TEXTE SOURCE:
******
LIBÉRATION
13 FÉVRIER 2015

Maroc: Les termites, une parade contre la désertification et le changement climatique

Les termites, redoutés dans la construction car friands de bois, joueraient par leur activité un rôle important contre la désertification dans les zones semi-arides, les rendant plus résistantes au réchauffement climatique, affirme une étude parue dans une revue américaine jeudi.

Dans les prairies, la savane ou les zones arides d’Afrique, d’Amérique du Sud et d’Asie, les monticules construits par les termites stockent les nutriments, l’humidité et grâce aux multiples tunnels ou cavités qu’ils produisent, l’eau peut mieux pénétrer le sol, expliquent les auteurs de ces travaux publiés dans la revue Science.

Ainsi la végétation prolifère sur les termitières ou à proximité dans ces écosystèmes qui autrement seraient très vulnérables à la « désertification ».

« La quantité de pluie tombée est la même partout mais parce que les termites permettent à l’eau de mieux se répandre dans le sol grâce à leur monticule, les végétaux poussent là ou à proximité comme si ces endroits étaient plus humides », relève Corina Tarnita, professeur adjointe d’écologie et de biologie à l’Université de Princeton, un des principaux auteurs de cette étude.
******
DONNÉES PRÉSENTÉES:
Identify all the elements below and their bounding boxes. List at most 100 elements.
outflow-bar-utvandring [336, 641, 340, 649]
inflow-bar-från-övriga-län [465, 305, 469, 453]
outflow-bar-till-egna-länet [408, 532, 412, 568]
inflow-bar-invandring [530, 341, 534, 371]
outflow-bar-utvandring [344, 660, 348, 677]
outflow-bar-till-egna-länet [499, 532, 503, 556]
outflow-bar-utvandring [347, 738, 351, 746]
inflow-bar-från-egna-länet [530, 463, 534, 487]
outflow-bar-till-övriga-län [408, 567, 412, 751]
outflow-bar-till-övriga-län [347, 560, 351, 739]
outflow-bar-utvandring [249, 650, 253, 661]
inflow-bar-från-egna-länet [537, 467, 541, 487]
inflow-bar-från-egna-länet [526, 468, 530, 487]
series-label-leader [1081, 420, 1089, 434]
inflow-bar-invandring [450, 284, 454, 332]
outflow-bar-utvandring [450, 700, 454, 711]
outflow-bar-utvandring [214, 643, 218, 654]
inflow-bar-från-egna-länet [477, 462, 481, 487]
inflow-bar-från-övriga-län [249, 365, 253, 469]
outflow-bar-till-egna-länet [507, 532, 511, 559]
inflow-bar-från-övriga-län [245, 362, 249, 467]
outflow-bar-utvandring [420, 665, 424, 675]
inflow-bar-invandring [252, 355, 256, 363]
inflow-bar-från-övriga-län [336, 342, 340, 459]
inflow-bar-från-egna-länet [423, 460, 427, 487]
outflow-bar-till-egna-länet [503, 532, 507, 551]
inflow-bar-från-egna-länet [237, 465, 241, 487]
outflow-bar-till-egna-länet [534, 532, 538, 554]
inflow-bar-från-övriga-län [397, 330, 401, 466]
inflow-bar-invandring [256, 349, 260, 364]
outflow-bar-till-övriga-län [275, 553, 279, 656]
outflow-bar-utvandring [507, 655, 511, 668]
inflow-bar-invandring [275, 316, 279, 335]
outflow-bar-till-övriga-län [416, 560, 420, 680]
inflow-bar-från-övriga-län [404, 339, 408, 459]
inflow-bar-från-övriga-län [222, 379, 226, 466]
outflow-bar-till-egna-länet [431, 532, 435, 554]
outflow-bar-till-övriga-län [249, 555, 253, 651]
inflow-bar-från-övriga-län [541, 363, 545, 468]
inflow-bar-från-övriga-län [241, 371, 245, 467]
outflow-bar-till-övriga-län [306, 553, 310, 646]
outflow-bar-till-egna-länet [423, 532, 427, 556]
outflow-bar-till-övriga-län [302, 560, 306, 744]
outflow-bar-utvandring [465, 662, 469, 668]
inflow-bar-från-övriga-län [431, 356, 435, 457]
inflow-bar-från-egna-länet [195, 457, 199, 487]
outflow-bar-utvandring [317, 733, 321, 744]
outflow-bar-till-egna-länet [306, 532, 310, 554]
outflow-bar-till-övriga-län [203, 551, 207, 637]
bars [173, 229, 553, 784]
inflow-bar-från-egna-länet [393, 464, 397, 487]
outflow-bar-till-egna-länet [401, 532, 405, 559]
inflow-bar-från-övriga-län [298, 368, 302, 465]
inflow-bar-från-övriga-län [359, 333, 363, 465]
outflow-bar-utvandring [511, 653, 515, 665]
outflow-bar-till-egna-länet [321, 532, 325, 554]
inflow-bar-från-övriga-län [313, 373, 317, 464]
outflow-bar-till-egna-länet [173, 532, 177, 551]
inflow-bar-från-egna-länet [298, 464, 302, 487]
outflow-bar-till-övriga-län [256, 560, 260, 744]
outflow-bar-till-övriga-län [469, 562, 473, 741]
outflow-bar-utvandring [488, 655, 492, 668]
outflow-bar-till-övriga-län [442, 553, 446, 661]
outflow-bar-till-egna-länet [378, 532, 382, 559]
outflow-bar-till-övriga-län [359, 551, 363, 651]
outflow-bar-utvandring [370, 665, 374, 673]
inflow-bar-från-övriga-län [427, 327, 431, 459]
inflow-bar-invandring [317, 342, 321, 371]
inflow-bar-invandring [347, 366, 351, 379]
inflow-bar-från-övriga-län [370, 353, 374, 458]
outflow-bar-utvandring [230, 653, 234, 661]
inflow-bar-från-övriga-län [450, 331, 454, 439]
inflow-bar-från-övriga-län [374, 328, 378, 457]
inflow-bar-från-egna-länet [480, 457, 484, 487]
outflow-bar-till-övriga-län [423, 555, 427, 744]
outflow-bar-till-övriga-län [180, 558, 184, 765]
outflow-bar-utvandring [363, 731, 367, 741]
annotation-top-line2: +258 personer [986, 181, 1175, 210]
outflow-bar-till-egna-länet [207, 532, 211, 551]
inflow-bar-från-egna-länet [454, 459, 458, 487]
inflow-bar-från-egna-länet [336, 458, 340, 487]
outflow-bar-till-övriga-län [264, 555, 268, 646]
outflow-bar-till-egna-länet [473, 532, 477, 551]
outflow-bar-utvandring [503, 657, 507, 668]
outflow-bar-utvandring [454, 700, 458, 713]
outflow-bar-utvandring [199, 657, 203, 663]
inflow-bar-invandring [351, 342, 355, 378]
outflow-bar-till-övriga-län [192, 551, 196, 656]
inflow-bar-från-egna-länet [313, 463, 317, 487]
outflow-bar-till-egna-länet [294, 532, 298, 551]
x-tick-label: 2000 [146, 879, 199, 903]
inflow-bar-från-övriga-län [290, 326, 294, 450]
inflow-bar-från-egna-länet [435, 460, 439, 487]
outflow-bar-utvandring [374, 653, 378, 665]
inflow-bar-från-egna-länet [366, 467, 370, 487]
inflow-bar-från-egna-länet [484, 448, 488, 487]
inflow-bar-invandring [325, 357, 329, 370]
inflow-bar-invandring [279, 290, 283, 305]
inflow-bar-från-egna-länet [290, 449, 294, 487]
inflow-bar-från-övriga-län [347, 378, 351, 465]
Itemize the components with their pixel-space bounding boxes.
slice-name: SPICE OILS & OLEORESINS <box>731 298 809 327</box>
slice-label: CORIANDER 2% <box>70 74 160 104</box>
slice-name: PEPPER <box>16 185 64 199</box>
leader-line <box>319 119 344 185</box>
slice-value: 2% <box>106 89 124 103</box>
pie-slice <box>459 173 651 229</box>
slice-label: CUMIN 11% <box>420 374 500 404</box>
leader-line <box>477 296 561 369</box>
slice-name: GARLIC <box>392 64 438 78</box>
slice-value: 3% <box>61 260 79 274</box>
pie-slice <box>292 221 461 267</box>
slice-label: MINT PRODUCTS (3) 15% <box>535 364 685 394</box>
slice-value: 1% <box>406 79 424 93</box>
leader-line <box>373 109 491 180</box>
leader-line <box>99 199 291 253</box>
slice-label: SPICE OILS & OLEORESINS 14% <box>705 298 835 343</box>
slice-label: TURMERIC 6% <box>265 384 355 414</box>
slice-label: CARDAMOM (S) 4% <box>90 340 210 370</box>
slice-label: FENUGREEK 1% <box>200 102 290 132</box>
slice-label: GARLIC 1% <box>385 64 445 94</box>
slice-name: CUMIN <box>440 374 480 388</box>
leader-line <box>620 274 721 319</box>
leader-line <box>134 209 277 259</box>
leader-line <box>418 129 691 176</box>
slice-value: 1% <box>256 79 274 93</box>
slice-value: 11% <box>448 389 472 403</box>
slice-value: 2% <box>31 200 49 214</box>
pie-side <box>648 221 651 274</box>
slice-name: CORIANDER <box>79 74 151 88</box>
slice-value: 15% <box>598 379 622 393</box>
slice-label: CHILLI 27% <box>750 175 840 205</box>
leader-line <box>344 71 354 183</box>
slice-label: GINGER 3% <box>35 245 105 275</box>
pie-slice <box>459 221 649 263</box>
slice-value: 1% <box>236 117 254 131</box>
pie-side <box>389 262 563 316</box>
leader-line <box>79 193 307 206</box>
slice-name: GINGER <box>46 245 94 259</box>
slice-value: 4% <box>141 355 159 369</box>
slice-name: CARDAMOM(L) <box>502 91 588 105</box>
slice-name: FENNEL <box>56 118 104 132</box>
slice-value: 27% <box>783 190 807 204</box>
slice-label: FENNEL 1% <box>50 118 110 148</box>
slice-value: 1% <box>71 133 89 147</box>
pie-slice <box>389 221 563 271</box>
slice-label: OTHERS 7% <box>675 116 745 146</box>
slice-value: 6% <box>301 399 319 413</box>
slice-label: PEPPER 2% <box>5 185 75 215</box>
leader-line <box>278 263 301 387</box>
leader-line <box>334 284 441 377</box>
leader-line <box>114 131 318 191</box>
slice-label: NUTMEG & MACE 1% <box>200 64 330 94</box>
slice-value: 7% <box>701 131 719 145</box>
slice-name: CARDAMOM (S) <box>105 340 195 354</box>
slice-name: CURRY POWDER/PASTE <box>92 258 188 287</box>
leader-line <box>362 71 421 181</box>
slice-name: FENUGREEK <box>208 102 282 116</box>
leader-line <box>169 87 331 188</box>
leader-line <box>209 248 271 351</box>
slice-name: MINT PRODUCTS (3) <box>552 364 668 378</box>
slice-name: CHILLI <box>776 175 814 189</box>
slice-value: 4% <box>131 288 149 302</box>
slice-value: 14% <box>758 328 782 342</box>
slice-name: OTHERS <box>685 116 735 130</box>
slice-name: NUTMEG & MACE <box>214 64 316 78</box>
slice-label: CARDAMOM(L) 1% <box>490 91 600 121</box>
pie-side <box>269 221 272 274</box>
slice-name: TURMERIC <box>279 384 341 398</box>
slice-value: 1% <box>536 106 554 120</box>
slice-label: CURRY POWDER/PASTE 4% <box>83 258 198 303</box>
******
CONSIGNES:
**A)** Extrayez de l'article sur les termites le passage qui commence par « Ainsi la végétation » et se poursuit jusqu'à « de cette étude. », sans y changer un mot.
**B)** Prolongez l'article sur les termites et la désertification à partir de sa dernière phrase.
Les données ne jouent aucun rôle ici.

CORRIGÉ:
**A)**
Ainsi la végétation prolifère sur les termitières ou à proximité dans ces écosystèmes qui autrement seraient très vulnérables à la « désertification ».

« La quantité de pluie tombée est la même partout mais parce que les termites permettent à l’eau de mieux se répandre dans le sol grâce à leur monticule, les végétaux poussent là ou à proximité comme si ces endroits étaient plus humides », relève Corina Tarnita, professeur adjointe d’écologie et de biologie à l’Université de Princeton, un des principaux auteurs de cette étude.

**B)**
« La végétation sur ou près des termitières persiste plus longtemps et dépéri plus lentement », poursuit-elle. « Même quand les plantes disparaissent des termitières et de leurs environs quand la sécheresse perdure, le retour de la végétation s’y fait plus rapidement. »

La biologiste ajoute que « quand il y a des termitières, l’écosystème a de plus grandes chances de récupérer. »

A partir de ces observations, les scientifiques ont élaboré un modèle informatique qui permet de déterminer l’impact des termites sur ces différents écosystèmes.

Jef Huisman, professeur de microbiologie aquatique à l’Université d’Amsterdam (Pays-Bas) estime que cette recherche, à laquelle il n’a pas participé, donne un coup de vieux à la prévention de la désertification telle qu’elle est connue actuellement, qui ne prend pas en compte toute la complexité de la nature.

 Pour les prairies et la savane par exemple, selon les modèles actuels, il y a cinq stades qui marquent la transition vers le désert, chacun ayant des caractéristiques particulières en termes de croissance de la végétation.

Les scientifiques utilisent des images de satellite pour en déterminer le stade.

Or les caractéristiques de l’écosystème semi-aride où il y a des termitières paraissent similaires au cinquième et dernier stade du processus marquant la transition vers le désert, expliquent les auteurs de la recherche.

De ce fait, note le professeur Huisman, les travaux de l’équipe de Princeton montrent que ce que l’on considère aujourd’hui comme le dernier stade avant la désertification totale pourrait en réalité être l’opposé alors que les plantes persistent grâce aux termitières.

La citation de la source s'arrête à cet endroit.